● **Task prompt**: Your task is to copy the listing exactly, with the pictures left out.

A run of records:
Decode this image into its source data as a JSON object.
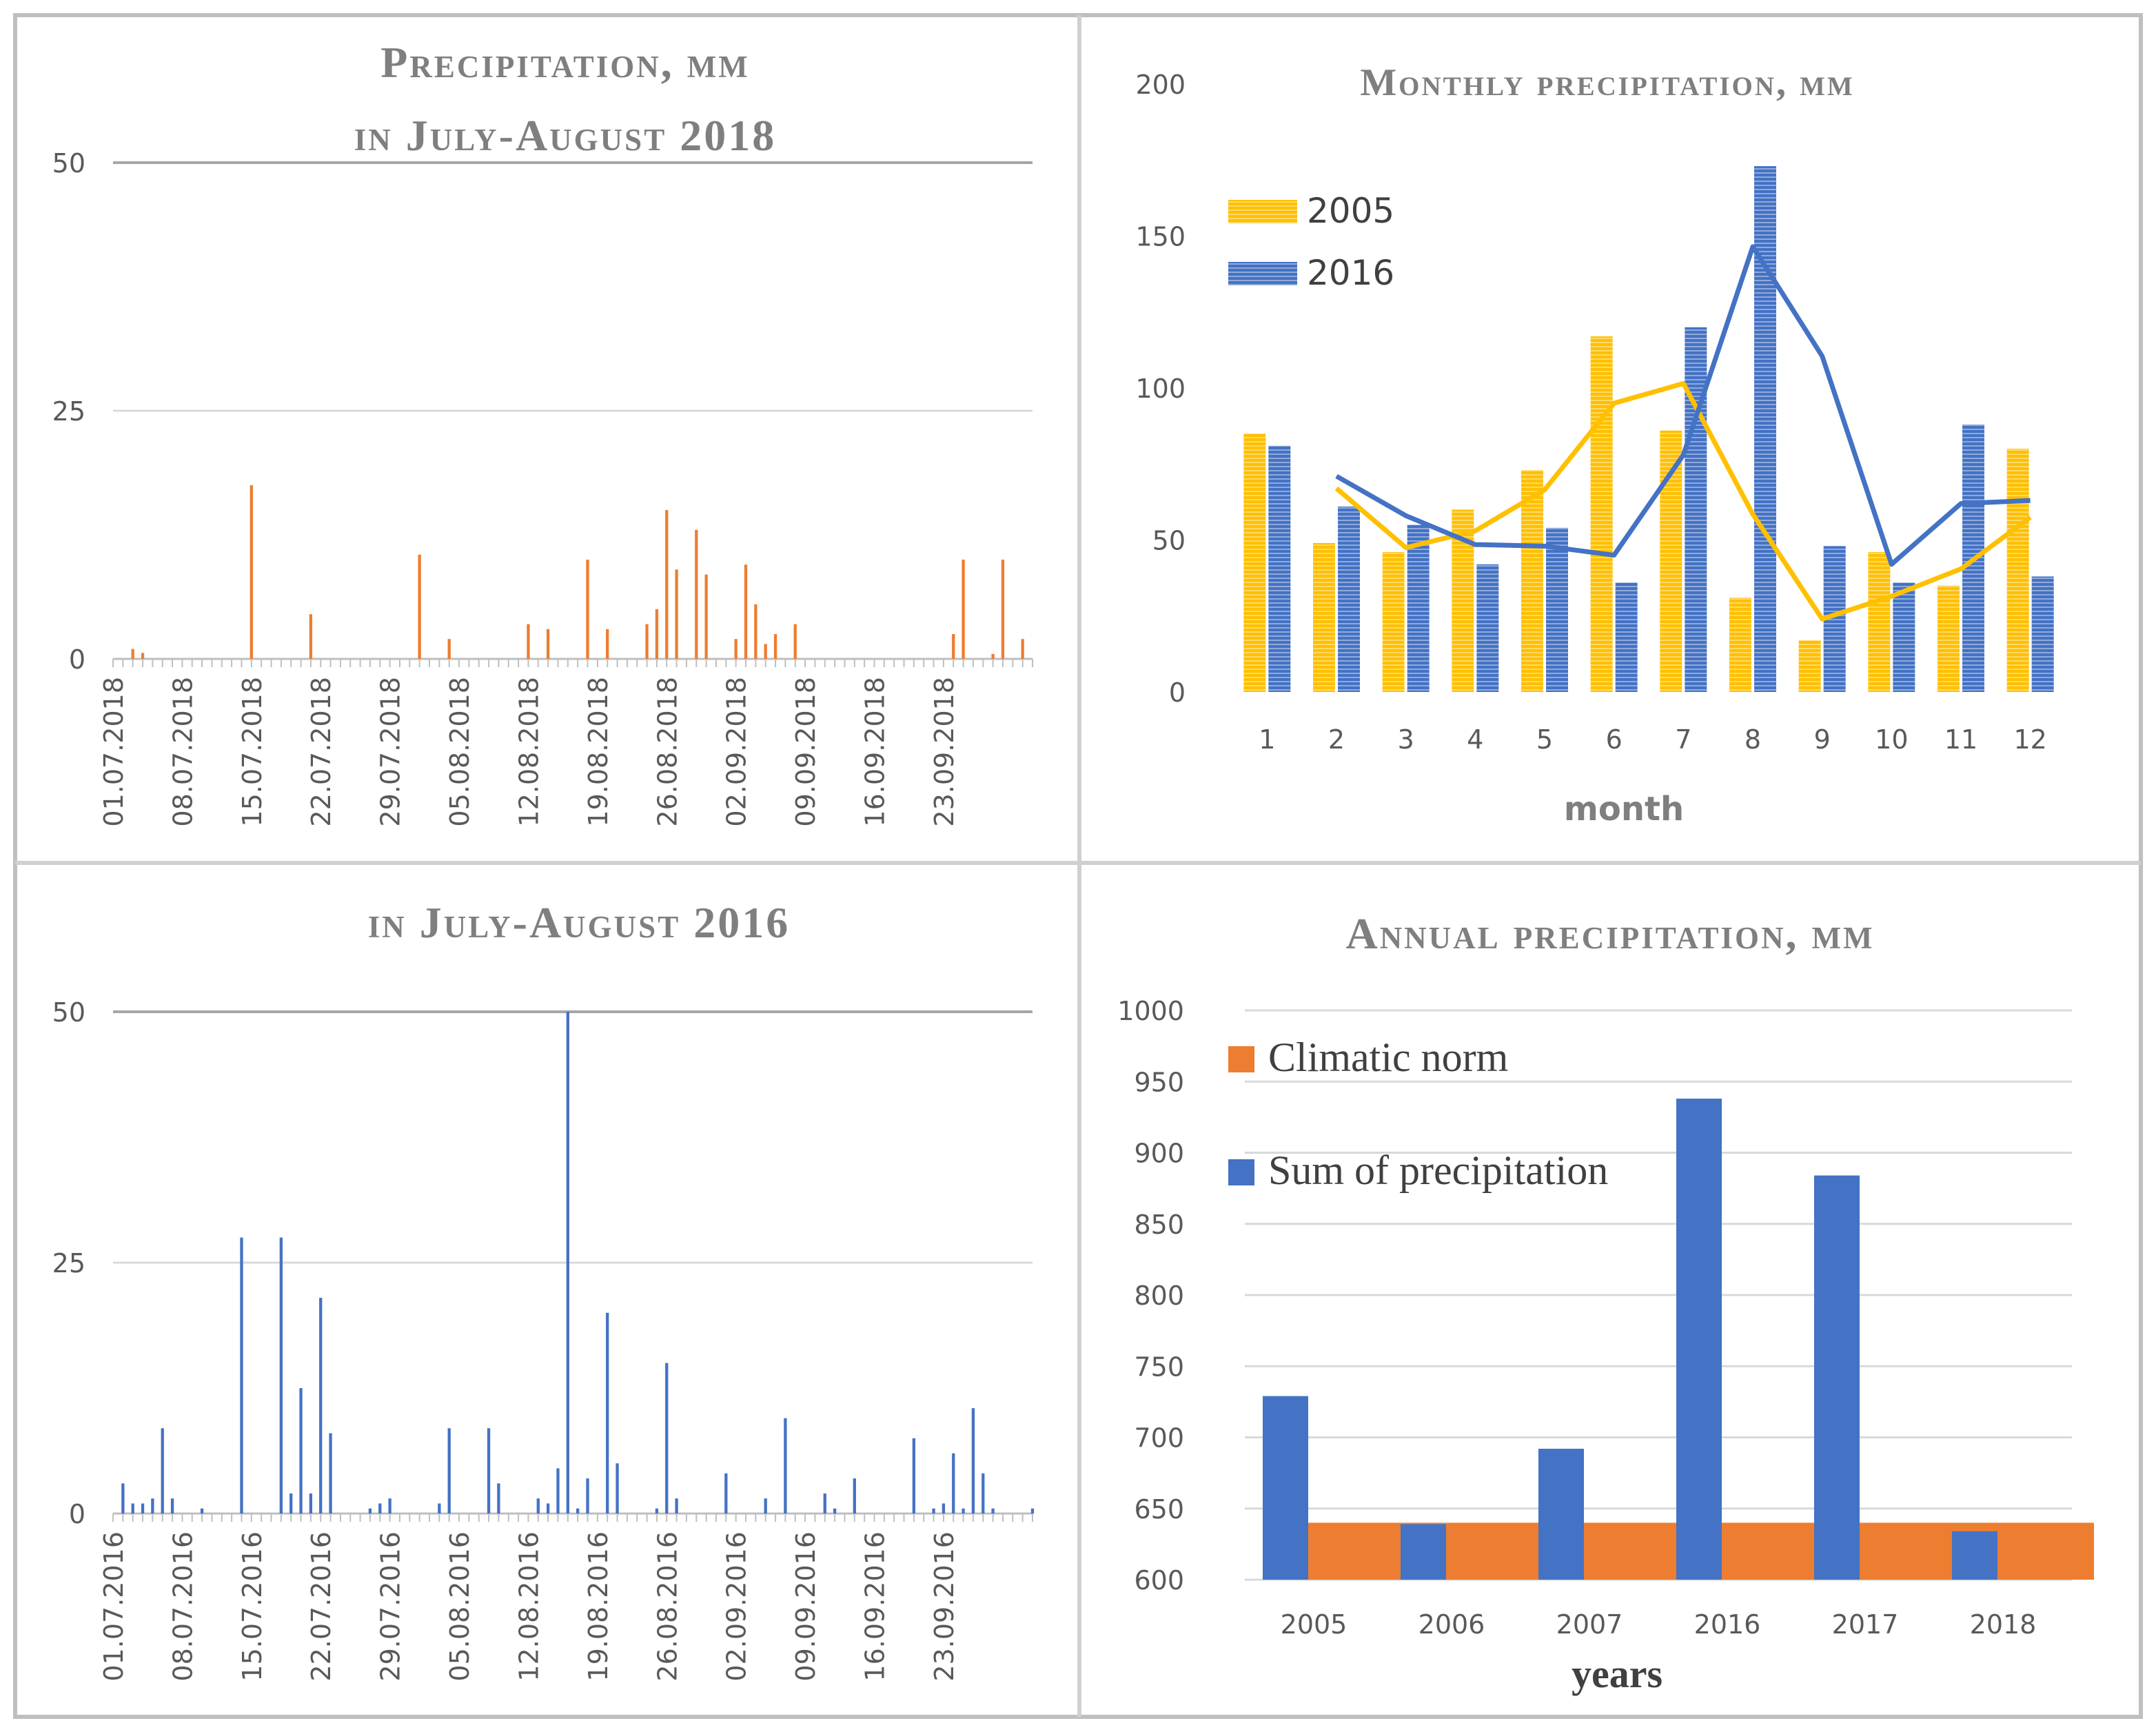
{
  "colors": {
    "orange": "#ED7D31",
    "blue": "#4472C4",
    "gold": "#FFC000",
    "grid": "#D9D9D9",
    "axis": "#BFBFBF",
    "border": "#BFBFBF",
    "divider": "#D0D0D0"
  },
  "chart_data": [
    {
      "type": "bar",
      "title": "Precipitation, mm",
      "title_line2": "in July-August 2018",
      "color": "#ED7D31",
      "ylim": [
        0,
        50
      ],
      "yticks": [
        0,
        25,
        50
      ],
      "start_date": "01.07.2018",
      "n_days": 94,
      "x_tick_labels": [
        "01.07.2018",
        "08.07.2018",
        "15.07.2018",
        "22.07.2018",
        "29.07.2018",
        "05.08.2018",
        "12.08.2018",
        "19.08.2018",
        "26.08.2018",
        "02.09.2018",
        "09.09.2018",
        "16.09.2018",
        "23.09.2018"
      ],
      "daily": [
        {
          "day": 3,
          "value": 1.0
        },
        {
          "day": 4,
          "value": 0.6
        },
        {
          "day": 15,
          "value": 17.5
        },
        {
          "day": 21,
          "value": 4.5
        },
        {
          "day": 32,
          "value": 10.5
        },
        {
          "day": 35,
          "value": 2.0
        },
        {
          "day": 43,
          "value": 3.5
        },
        {
          "day": 45,
          "value": 3.0
        },
        {
          "day": 49,
          "value": 10.0
        },
        {
          "day": 51,
          "value": 3.0
        },
        {
          "day": 55,
          "value": 3.5
        },
        {
          "day": 56,
          "value": 5.0
        },
        {
          "day": 57,
          "value": 15.0
        },
        {
          "day": 58,
          "value": 9.0
        },
        {
          "day": 60,
          "value": 13.0
        },
        {
          "day": 61,
          "value": 8.5
        },
        {
          "day": 64,
          "value": 2.0
        },
        {
          "day": 65,
          "value": 9.5
        },
        {
          "day": 66,
          "value": 5.5
        },
        {
          "day": 67,
          "value": 1.5
        },
        {
          "day": 68,
          "value": 2.5
        },
        {
          "day": 70,
          "value": 3.5
        },
        {
          "day": 86,
          "value": 2.5
        },
        {
          "day": 87,
          "value": 10.0
        },
        {
          "day": 90,
          "value": 0.5
        },
        {
          "day": 91,
          "value": 10.0
        },
        {
          "day": 93,
          "value": 2.0
        }
      ]
    },
    {
      "type": "bar",
      "title": "in July-August 2016",
      "color": "#4472C4",
      "ylim": [
        0,
        50
      ],
      "yticks": [
        0,
        25,
        50
      ],
      "start_date": "01.07.2016",
      "n_days": 94,
      "x_tick_labels": [
        "01.07.2016",
        "08.07.2016",
        "15.07.2016",
        "22.07.2016",
        "29.07.2016",
        "05.08.2016",
        "12.08.2016",
        "19.08.2016",
        "26.08.2016",
        "02.09.2016",
        "09.09.2016",
        "16.09.2016",
        "23.09.2016"
      ],
      "daily": [
        {
          "day": 2,
          "value": 3.0
        },
        {
          "day": 3,
          "value": 1.0
        },
        {
          "day": 4,
          "value": 1.0
        },
        {
          "day": 5,
          "value": 1.5
        },
        {
          "day": 6,
          "value": 8.5
        },
        {
          "day": 7,
          "value": 1.5
        },
        {
          "day": 10,
          "value": 0.5
        },
        {
          "day": 14,
          "value": 27.5
        },
        {
          "day": 18,
          "value": 27.5
        },
        {
          "day": 19,
          "value": 2.0
        },
        {
          "day": 20,
          "value": 12.5
        },
        {
          "day": 21,
          "value": 2.0
        },
        {
          "day": 22,
          "value": 21.5
        },
        {
          "day": 23,
          "value": 8.0
        },
        {
          "day": 27,
          "value": 0.5
        },
        {
          "day": 28,
          "value": 1.0
        },
        {
          "day": 29,
          "value": 1.5
        },
        {
          "day": 34,
          "value": 1.0
        },
        {
          "day": 35,
          "value": 8.5
        },
        {
          "day": 39,
          "value": 8.5
        },
        {
          "day": 40,
          "value": 3.0
        },
        {
          "day": 44,
          "value": 1.5
        },
        {
          "day": 45,
          "value": 1.0
        },
        {
          "day": 46,
          "value": 4.5
        },
        {
          "day": 47,
          "value": 50.0
        },
        {
          "day": 48,
          "value": 0.5
        },
        {
          "day": 49,
          "value": 3.5
        },
        {
          "day": 51,
          "value": 20.0
        },
        {
          "day": 52,
          "value": 5.0
        },
        {
          "day": 56,
          "value": 0.5
        },
        {
          "day": 57,
          "value": 15.0
        },
        {
          "day": 58,
          "value": 1.5
        },
        {
          "day": 63,
          "value": 4.0
        },
        {
          "day": 67,
          "value": 1.5
        },
        {
          "day": 69,
          "value": 9.5
        },
        {
          "day": 73,
          "value": 2.0
        },
        {
          "day": 74,
          "value": 0.5
        },
        {
          "day": 76,
          "value": 3.5
        },
        {
          "day": 82,
          "value": 7.5
        },
        {
          "day": 84,
          "value": 0.5
        },
        {
          "day": 85,
          "value": 1.0
        },
        {
          "day": 86,
          "value": 6.0
        },
        {
          "day": 87,
          "value": 0.5
        },
        {
          "day": 88,
          "value": 10.5
        },
        {
          "day": 89,
          "value": 4.0
        },
        {
          "day": 90,
          "value": 0.5
        },
        {
          "day": 94,
          "value": 0.5
        }
      ]
    },
    {
      "type": "bar+line",
      "title": "Monthly precipitation, mm",
      "xlabel": "month",
      "ylabel": "",
      "ylim": [
        0,
        200
      ],
      "yticks": [
        0,
        50,
        100,
        150,
        200
      ],
      "categories": [
        "1",
        "2",
        "3",
        "4",
        "5",
        "6",
        "7",
        "8",
        "9",
        "10",
        "11",
        "12"
      ],
      "legend": "top-left",
      "series": [
        {
          "name": "2005",
          "color": "#FFC000",
          "values": [
            85,
            49,
            46,
            60,
            73,
            117,
            86,
            31,
            17,
            46,
            35,
            80
          ]
        },
        {
          "name": "2016",
          "color": "#4472C4",
          "values": [
            81,
            61,
            55,
            42,
            54,
            36,
            120,
            173,
            48,
            36,
            88,
            38
          ]
        }
      ],
      "trend_lines": [
        {
          "name": "2005 moving average",
          "color": "#FFC000",
          "start_month": 2,
          "values": [
            67,
            47.5,
            53,
            66.5,
            95,
            101.5,
            58.5,
            24,
            31.5,
            40.5,
            57.5
          ]
        },
        {
          "name": "2016 moving average",
          "color": "#4472C4",
          "start_month": 2,
          "values": [
            71,
            58,
            48.5,
            48,
            45,
            78,
            146.5,
            110.5,
            42,
            62,
            63
          ]
        }
      ]
    },
    {
      "type": "bar",
      "title": "Annual precipitation, mm",
      "xlabel": "years",
      "ylabel": "",
      "ylim": [
        600,
        1000
      ],
      "yticks": [
        600,
        650,
        700,
        750,
        800,
        850,
        900,
        950,
        1000
      ],
      "categories": [
        "2005",
        "2006",
        "2007",
        "2016",
        "2017",
        "2018"
      ],
      "legend": "top-left",
      "series": [
        {
          "name": "Climatic norm",
          "color": "#ED7D31",
          "values": [
            640,
            640,
            640,
            640,
            640,
            640
          ]
        },
        {
          "name": "Sum of precipitation",
          "color": "#4472C4",
          "values": [
            729,
            639,
            692,
            938,
            884,
            634
          ]
        }
      ]
    }
  ]
}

● **Solution for this exercise**:
Decode this image into its source data as a JSON object.
{
  "colors": {
    "orange": "#ED7D31",
    "blue": "#4472C4",
    "gold": "#FFC000",
    "grid": "#D9D9D9",
    "axis": "#BFBFBF",
    "border": "#BFBFBF",
    "divider": "#D0D0D0"
  },
  "chart_data": [
    {
      "type": "bar",
      "title": "Precipitation, mm",
      "title_line2": "in July-August 2018",
      "color": "#ED7D31",
      "ylim": [
        0,
        50
      ],
      "yticks": [
        0,
        25,
        50
      ],
      "start_date": "01.07.2018",
      "n_days": 94,
      "x_tick_labels": [
        "01.07.2018",
        "08.07.2018",
        "15.07.2018",
        "22.07.2018",
        "29.07.2018",
        "05.08.2018",
        "12.08.2018",
        "19.08.2018",
        "26.08.2018",
        "02.09.2018",
        "09.09.2018",
        "16.09.2018",
        "23.09.2018"
      ],
      "daily": [
        {
          "day": 3,
          "value": 1.0
        },
        {
          "day": 4,
          "value": 0.6
        },
        {
          "day": 15,
          "value": 17.5
        },
        {
          "day": 21,
          "value": 4.5
        },
        {
          "day": 32,
          "value": 10.5
        },
        {
          "day": 35,
          "value": 2.0
        },
        {
          "day": 43,
          "value": 3.5
        },
        {
          "day": 45,
          "value": 3.0
        },
        {
          "day": 49,
          "value": 10.0
        },
        {
          "day": 51,
          "value": 3.0
        },
        {
          "day": 55,
          "value": 3.5
        },
        {
          "day": 56,
          "value": 5.0
        },
        {
          "day": 57,
          "value": 15.0
        },
        {
          "day": 58,
          "value": 9.0
        },
        {
          "day": 60,
          "value": 13.0
        },
        {
          "day": 61,
          "value": 8.5
        },
        {
          "day": 64,
          "value": 2.0
        },
        {
          "day": 65,
          "value": 9.5
        },
        {
          "day": 66,
          "value": 5.5
        },
        {
          "day": 67,
          "value": 1.5
        },
        {
          "day": 68,
          "value": 2.5
        },
        {
          "day": 70,
          "value": 3.5
        },
        {
          "day": 86,
          "value": 2.5
        },
        {
          "day": 87,
          "value": 10.0
        },
        {
          "day": 90,
          "value": 0.5
        },
        {
          "day": 91,
          "value": 10.0
        },
        {
          "day": 93,
          "value": 2.0
        }
      ]
    },
    {
      "type": "bar",
      "title": "in July-August 2016",
      "color": "#4472C4",
      "ylim": [
        0,
        50
      ],
      "yticks": [
        0,
        25,
        50
      ],
      "start_date": "01.07.2016",
      "n_days": 94,
      "x_tick_labels": [
        "01.07.2016",
        "08.07.2016",
        "15.07.2016",
        "22.07.2016",
        "29.07.2016",
        "05.08.2016",
        "12.08.2016",
        "19.08.2016",
        "26.08.2016",
        "02.09.2016",
        "09.09.2016",
        "16.09.2016",
        "23.09.2016"
      ],
      "daily": [
        {
          "day": 2,
          "value": 3.0
        },
        {
          "day": 3,
          "value": 1.0
        },
        {
          "day": 4,
          "value": 1.0
        },
        {
          "day": 5,
          "value": 1.5
        },
        {
          "day": 6,
          "value": 8.5
        },
        {
          "day": 7,
          "value": 1.5
        },
        {
          "day": 10,
          "value": 0.5
        },
        {
          "day": 14,
          "value": 27.5
        },
        {
          "day": 18,
          "value": 27.5
        },
        {
          "day": 19,
          "value": 2.0
        },
        {
          "day": 20,
          "value": 12.5
        },
        {
          "day": 21,
          "value": 2.0
        },
        {
          "day": 22,
          "value": 21.5
        },
        {
          "day": 23,
          "value": 8.0
        },
        {
          "day": 27,
          "value": 0.5
        },
        {
          "day": 28,
          "value": 1.0
        },
        {
          "day": 29,
          "value": 1.5
        },
        {
          "day": 34,
          "value": 1.0
        },
        {
          "day": 35,
          "value": 8.5
        },
        {
          "day": 39,
          "value": 8.5
        },
        {
          "day": 40,
          "value": 3.0
        },
        {
          "day": 44,
          "value": 1.5
        },
        {
          "day": 45,
          "value": 1.0
        },
        {
          "day": 46,
          "value": 4.5
        },
        {
          "day": 47,
          "value": 50.0
        },
        {
          "day": 48,
          "value": 0.5
        },
        {
          "day": 49,
          "value": 3.5
        },
        {
          "day": 51,
          "value": 20.0
        },
        {
          "day": 52,
          "value": 5.0
        },
        {
          "day": 56,
          "value": 0.5
        },
        {
          "day": 57,
          "value": 15.0
        },
        {
          "day": 58,
          "value": 1.5
        },
        {
          "day": 63,
          "value": 4.0
        },
        {
          "day": 67,
          "value": 1.5
        },
        {
          "day": 69,
          "value": 9.5
        },
        {
          "day": 73,
          "value": 2.0
        },
        {
          "day": 74,
          "value": 0.5
        },
        {
          "day": 76,
          "value": 3.5
        },
        {
          "day": 82,
          "value": 7.5
        },
        {
          "day": 84,
          "value": 0.5
        },
        {
          "day": 85,
          "value": 1.0
        },
        {
          "day": 86,
          "value": 6.0
        },
        {
          "day": 87,
          "value": 0.5
        },
        {
          "day": 88,
          "value": 10.5
        },
        {
          "day": 89,
          "value": 4.0
        },
        {
          "day": 90,
          "value": 0.5
        },
        {
          "day": 94,
          "value": 0.5
        }
      ]
    },
    {
      "type": "bar+line",
      "title": "Monthly precipitation, mm",
      "xlabel": "month",
      "ylabel": "",
      "ylim": [
        0,
        200
      ],
      "yticks": [
        0,
        50,
        100,
        150,
        200
      ],
      "categories": [
        "1",
        "2",
        "3",
        "4",
        "5",
        "6",
        "7",
        "8",
        "9",
        "10",
        "11",
        "12"
      ],
      "legend": "top-left",
      "series": [
        {
          "name": "2005",
          "color": "#FFC000",
          "values": [
            85,
            49,
            46,
            60,
            73,
            117,
            86,
            31,
            17,
            46,
            35,
            80
          ]
        },
        {
          "name": "2016",
          "color": "#4472C4",
          "values": [
            81,
            61,
            55,
            42,
            54,
            36,
            120,
            173,
            48,
            36,
            88,
            38
          ]
        }
      ],
      "trend_lines": [
        {
          "name": "2005 moving average",
          "color": "#FFC000",
          "start_month": 2,
          "values": [
            67,
            47.5,
            53,
            66.5,
            95,
            101.5,
            58.5,
            24,
            31.5,
            40.5,
            57.5
          ]
        },
        {
          "name": "2016 moving average",
          "color": "#4472C4",
          "start_month": 2,
          "values": [
            71,
            58,
            48.5,
            48,
            45,
            78,
            146.5,
            110.5,
            42,
            62,
            63
          ]
        }
      ]
    },
    {
      "type": "bar",
      "title": "Annual precipitation, mm",
      "xlabel": "years",
      "ylabel": "",
      "ylim": [
        600,
        1000
      ],
      "yticks": [
        600,
        650,
        700,
        750,
        800,
        850,
        900,
        950,
        1000
      ],
      "categories": [
        "2005",
        "2006",
        "2007",
        "2016",
        "2017",
        "2018"
      ],
      "legend": "top-left",
      "series": [
        {
          "name": "Climatic norm",
          "color": "#ED7D31",
          "values": [
            640,
            640,
            640,
            640,
            640,
            640
          ]
        },
        {
          "name": "Sum of precipitation",
          "color": "#4472C4",
          "values": [
            729,
            639,
            692,
            938,
            884,
            634
          ]
        }
      ]
    }
  ]
}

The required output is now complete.